** Your instructions **
Gather every line in the records below that contains the word "this".

** Record set **
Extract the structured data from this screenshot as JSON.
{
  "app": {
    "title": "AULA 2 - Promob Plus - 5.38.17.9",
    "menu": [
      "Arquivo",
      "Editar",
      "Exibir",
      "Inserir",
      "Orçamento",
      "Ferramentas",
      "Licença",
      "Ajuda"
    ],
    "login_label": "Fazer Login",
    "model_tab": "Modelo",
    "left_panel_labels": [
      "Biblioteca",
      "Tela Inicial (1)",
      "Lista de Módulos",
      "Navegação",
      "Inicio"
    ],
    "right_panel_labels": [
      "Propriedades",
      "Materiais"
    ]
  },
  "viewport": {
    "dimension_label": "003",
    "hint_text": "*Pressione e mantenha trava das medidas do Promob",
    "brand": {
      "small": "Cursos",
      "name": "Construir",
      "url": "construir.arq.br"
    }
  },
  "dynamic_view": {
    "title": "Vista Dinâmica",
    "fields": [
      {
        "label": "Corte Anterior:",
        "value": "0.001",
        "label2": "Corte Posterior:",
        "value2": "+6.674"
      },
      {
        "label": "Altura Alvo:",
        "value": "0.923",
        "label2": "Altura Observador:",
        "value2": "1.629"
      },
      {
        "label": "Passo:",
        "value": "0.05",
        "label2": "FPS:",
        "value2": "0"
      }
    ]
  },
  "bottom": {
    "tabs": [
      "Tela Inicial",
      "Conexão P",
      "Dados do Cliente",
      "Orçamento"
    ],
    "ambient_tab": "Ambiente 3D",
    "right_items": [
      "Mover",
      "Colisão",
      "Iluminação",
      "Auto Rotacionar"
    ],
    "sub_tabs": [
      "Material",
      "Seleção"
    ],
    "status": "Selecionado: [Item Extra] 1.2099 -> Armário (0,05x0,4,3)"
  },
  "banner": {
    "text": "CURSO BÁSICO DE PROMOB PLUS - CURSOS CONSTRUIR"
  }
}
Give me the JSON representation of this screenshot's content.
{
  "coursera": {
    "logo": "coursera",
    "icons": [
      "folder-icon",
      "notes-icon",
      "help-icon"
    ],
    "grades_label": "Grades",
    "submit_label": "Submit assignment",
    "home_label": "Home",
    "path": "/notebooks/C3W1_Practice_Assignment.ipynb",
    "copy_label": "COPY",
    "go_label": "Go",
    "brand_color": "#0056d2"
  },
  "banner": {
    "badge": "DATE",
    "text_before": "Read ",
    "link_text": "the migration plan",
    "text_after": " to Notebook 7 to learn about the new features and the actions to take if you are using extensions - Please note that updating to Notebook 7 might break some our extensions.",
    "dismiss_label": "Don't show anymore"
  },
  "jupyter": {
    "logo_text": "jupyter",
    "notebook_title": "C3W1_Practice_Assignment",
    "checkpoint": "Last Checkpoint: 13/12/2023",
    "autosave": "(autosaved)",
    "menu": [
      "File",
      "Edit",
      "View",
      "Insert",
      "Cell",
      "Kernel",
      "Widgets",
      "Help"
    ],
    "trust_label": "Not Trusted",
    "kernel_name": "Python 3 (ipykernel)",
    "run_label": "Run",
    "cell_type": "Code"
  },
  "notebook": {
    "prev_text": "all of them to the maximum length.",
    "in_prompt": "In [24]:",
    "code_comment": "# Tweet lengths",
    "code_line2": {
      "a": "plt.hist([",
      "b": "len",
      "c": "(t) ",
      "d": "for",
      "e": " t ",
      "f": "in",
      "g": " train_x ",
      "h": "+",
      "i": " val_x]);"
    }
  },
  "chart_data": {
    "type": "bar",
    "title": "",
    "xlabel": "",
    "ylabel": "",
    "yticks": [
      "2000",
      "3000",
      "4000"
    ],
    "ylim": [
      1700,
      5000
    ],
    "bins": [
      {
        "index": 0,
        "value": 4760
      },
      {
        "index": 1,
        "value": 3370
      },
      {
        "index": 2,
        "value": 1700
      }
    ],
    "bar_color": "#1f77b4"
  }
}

** Finished exercise **
Extract the structured data from this screenshot as JSON.
Give me the JSON representation of this screenshot's content.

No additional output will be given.